-- Begin --

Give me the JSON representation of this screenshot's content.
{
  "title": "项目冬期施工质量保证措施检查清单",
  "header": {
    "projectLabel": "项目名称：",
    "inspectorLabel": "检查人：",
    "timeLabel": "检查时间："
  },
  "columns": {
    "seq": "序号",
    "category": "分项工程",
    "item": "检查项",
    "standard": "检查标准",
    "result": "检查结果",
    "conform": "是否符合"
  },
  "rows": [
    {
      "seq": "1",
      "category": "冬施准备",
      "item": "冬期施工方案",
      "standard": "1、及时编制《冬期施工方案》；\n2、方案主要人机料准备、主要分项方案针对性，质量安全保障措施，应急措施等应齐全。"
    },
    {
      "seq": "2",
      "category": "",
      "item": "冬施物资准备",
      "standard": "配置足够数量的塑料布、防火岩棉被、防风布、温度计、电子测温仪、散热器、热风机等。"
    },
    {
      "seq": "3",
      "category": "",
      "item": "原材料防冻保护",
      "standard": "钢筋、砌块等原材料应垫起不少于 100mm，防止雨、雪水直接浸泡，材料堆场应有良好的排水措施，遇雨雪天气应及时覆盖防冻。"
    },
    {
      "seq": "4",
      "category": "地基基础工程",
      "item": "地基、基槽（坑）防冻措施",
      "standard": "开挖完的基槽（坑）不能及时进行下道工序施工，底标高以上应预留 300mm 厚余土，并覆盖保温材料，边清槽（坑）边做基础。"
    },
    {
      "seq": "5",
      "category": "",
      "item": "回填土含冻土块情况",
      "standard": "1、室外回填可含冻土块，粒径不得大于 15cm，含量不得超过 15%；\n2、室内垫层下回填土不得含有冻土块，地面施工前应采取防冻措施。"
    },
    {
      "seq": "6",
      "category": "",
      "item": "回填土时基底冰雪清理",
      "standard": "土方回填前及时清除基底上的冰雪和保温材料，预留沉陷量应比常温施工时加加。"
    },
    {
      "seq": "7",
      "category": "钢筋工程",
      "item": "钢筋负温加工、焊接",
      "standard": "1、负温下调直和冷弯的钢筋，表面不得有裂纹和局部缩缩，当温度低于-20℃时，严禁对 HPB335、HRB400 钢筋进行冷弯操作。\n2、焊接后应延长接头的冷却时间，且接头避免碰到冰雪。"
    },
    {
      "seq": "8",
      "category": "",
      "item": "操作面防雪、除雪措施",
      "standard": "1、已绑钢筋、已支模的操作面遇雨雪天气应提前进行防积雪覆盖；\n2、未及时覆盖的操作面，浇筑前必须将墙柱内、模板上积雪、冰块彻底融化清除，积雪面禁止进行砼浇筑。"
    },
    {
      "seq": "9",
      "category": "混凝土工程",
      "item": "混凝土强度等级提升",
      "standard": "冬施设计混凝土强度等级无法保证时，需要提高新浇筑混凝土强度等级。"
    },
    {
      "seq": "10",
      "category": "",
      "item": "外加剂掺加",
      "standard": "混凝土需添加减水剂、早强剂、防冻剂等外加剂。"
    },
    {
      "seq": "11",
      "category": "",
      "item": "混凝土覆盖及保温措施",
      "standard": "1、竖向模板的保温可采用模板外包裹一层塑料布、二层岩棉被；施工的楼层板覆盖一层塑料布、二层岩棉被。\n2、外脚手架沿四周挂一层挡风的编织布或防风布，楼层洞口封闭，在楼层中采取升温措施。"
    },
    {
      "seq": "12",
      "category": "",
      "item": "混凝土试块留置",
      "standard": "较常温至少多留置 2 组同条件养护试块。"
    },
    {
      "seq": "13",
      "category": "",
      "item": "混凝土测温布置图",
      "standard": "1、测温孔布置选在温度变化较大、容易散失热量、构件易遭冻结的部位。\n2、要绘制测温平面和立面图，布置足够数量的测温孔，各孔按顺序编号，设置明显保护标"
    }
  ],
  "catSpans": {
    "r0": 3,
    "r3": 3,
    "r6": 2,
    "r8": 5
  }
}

-- End --

Copy down the whole of the data above, matching it exactly.

Give me the JSON representation of this screenshot's content.
{
  "title": "项目冬期施工质量保证措施检查清单",
  "header": {
    "projectLabel": "项目名称：",
    "inspectorLabel": "检查人：",
    "timeLabel": "检查时间："
  },
  "columns": {
    "seq": "序号",
    "category": "分项工程",
    "item": "检查项",
    "standard": "检查标准",
    "result": "检查结果",
    "conform": "是否符合"
  },
  "rows": [
    {
      "seq": "1",
      "category": "冬施准备",
      "item": "冬期施工方案",
      "standard": "1、及时编制《冬期施工方案》；\n2、方案主要人机料准备、主要分项方案针对性，质量安全保障措施，应急措施等应齐全。"
    },
    {
      "seq": "2",
      "category": "",
      "item": "冬施物资准备",
      "standard": "配置足够数量的塑料布、防火岩棉被、防风布、温度计、电子测温仪、散热器、热风机等。"
    },
    {
      "seq": "3",
      "category": "",
      "item": "原材料防冻保护",
      "standard": "钢筋、砌块等原材料应垫起不少于 100mm，防止雨、雪水直接浸泡，材料堆场应有良好的排水措施，遇雨雪天气应及时覆盖防冻。"
    },
    {
      "seq": "4",
      "category": "地基基础工程",
      "item": "地基、基槽（坑）防冻措施",
      "standard": "开挖完的基槽（坑）不能及时进行下道工序施工，底标高以上应预留 300mm 厚余土，并覆盖保温材料，边清槽（坑）边做基础。"
    },
    {
      "seq": "5",
      "category": "",
      "item": "回填土含冻土块情况",
      "standard": "1、室外回填可含冻土块，粒径不得大于 15cm，含量不得超过 15%；\n2、室内垫层下回填土不得含有冻土块，地面施工前应采取防冻措施。"
    },
    {
      "seq": "6",
      "category": "",
      "item": "回填土时基底冰雪清理",
      "standard": "土方回填前及时清除基底上的冰雪和保温材料，预留沉陷量应比常温施工时加加。"
    },
    {
      "seq": "7",
      "category": "钢筋工程",
      "item": "钢筋负温加工、焊接",
      "standard": "1、负温下调直和冷弯的钢筋，表面不得有裂纹和局部缩缩，当温度低于-20℃时，严禁对 HPB335、HRB400 钢筋进行冷弯操作。\n2、焊接后应延长接头的冷却时间，且接头避免碰到冰雪。"
    },
    {
      "seq": "8",
      "category": "",
      "item": "操作面防雪、除雪措施",
      "standard": "1、已绑钢筋、已支模的操作面遇雨雪天气应提前进行防积雪覆盖；\n2、未及时覆盖的操作面，浇筑前必须将墙柱内、模板上积雪、冰块彻底融化清除，积雪面禁止进行砼浇筑。"
    },
    {
      "seq": "9",
      "category": "混凝土工程",
      "item": "混凝土强度等级提升",
      "standard": "冬施设计混凝土强度等级无法保证时，需要提高新浇筑混凝土强度等级。"
    },
    {
      "seq": "10",
      "category": "",
      "item": "外加剂掺加",
      "standard": "混凝土需添加减水剂、早强剂、防冻剂等外加剂。"
    },
    {
      "seq": "11",
      "category": "",
      "item": "混凝土覆盖及保温措施",
      "standard": "1、竖向模板的保温可采用模板外包裹一层塑料布、二层岩棉被；施工的楼层板覆盖一层塑料布、二层岩棉被。\n2、外脚手架沿四周挂一层挡风的编织布或防风布，楼层洞口封闭，在楼层中采取升温措施。"
    },
    {
      "seq": "12",
      "category": "",
      "item": "混凝土试块留置",
      "standard": "较常温至少多留置 2 组同条件养护试块。"
    },
    {
      "seq": "13",
      "category": "",
      "item": "混凝土测温布置图",
      "standard": "1、测温孔布置选在温度变化较大、容易散失热量、构件易遭冻结的部位。\n2、要绘制测温平面和立面图，布置足够数量的测温孔，各孔按顺序编号，设置明显保护标"
    }
  ],
  "catSpans": {
    "r0": 3,
    "r3": 3,
    "r6": 2,
    "r8": 5
  }
}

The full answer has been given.